══ Material for this exercise
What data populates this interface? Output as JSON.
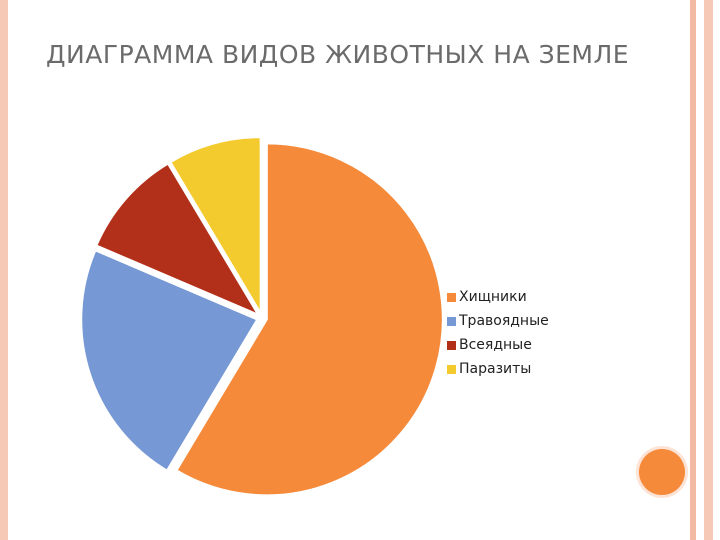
{
  "chart_data": {
    "type": "pie",
    "title": "ДИАГРАММА ВИДОВ ЖИВОТНЫХ НА ЗЕМЛЕ",
    "categories": [
      "Хищники",
      "Травоядные",
      "Всеядные",
      "Паразиты"
    ],
    "values": [
      8.2,
      3.2,
      1.4,
      1.2
    ],
    "colors": [
      "#f58a3a",
      "#7698d4",
      "#b23019",
      "#f4cb2f"
    ],
    "legend": "right"
  }
}
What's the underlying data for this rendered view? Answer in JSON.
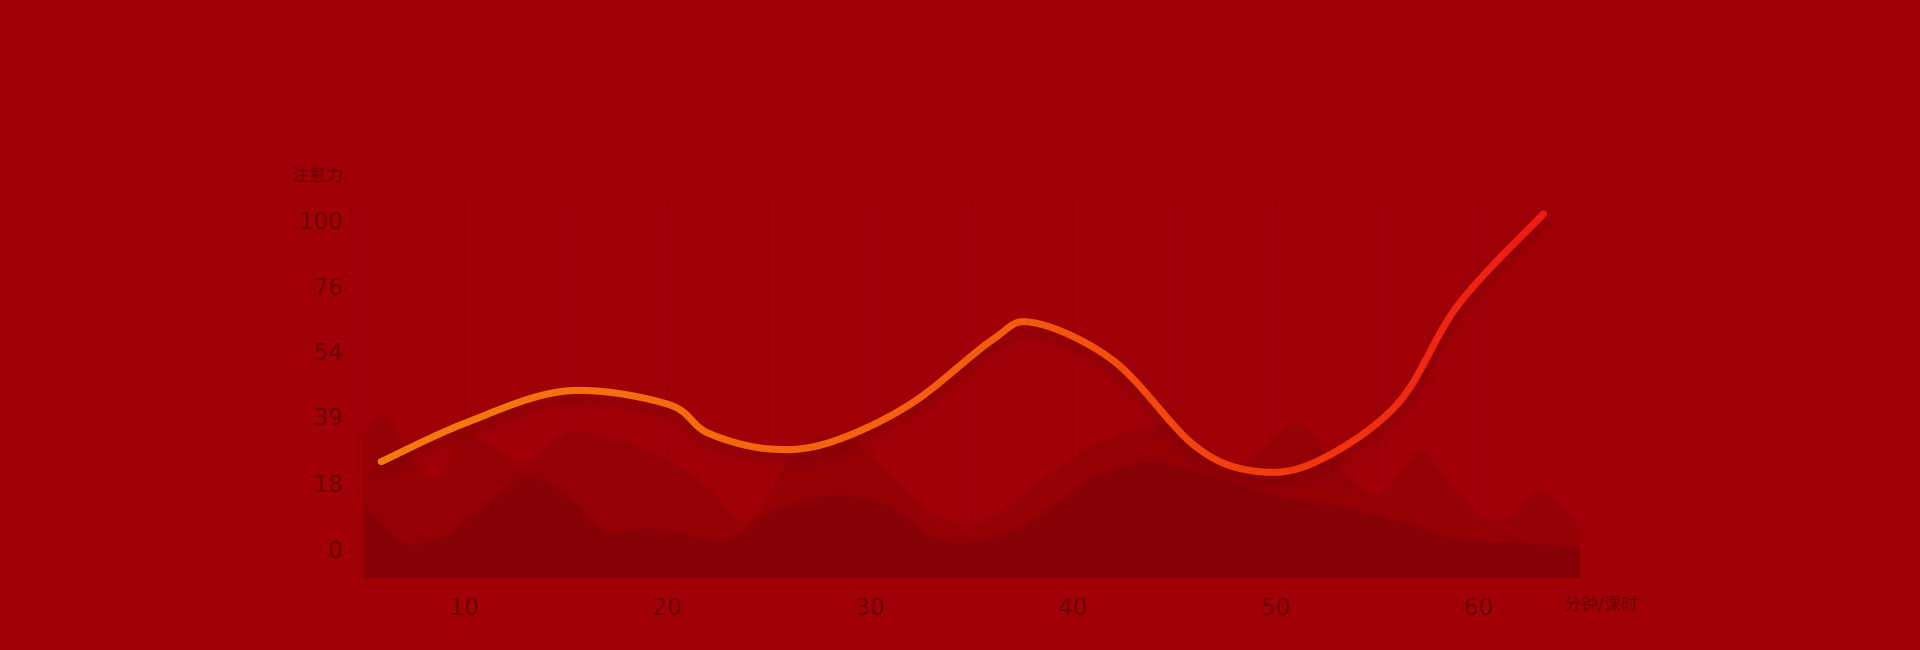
════
== What you have to do ==
Images in the records should not be copied. Repeat all the rest exactly.

== Reply to the task ==
What data populates this interface? Output as JSON.
{
  "chart_data": {
    "type": "pie",
    "title": "ДИАГРАММА ВИДОВ ЖИВОТНЫХ НА ЗЕМЛЕ",
    "categories": [
      "Хищники",
      "Травоядные",
      "Всеядные",
      "Паразиты"
    ],
    "values": [
      8.2,
      3.2,
      1.4,
      1.2
    ],
    "colors": [
      "#f58a3a",
      "#7698d4",
      "#b23019",
      "#f4cb2f"
    ],
    "legend": "right"
  }
}
What's the underlying data for this rendered view? Answer in JSON.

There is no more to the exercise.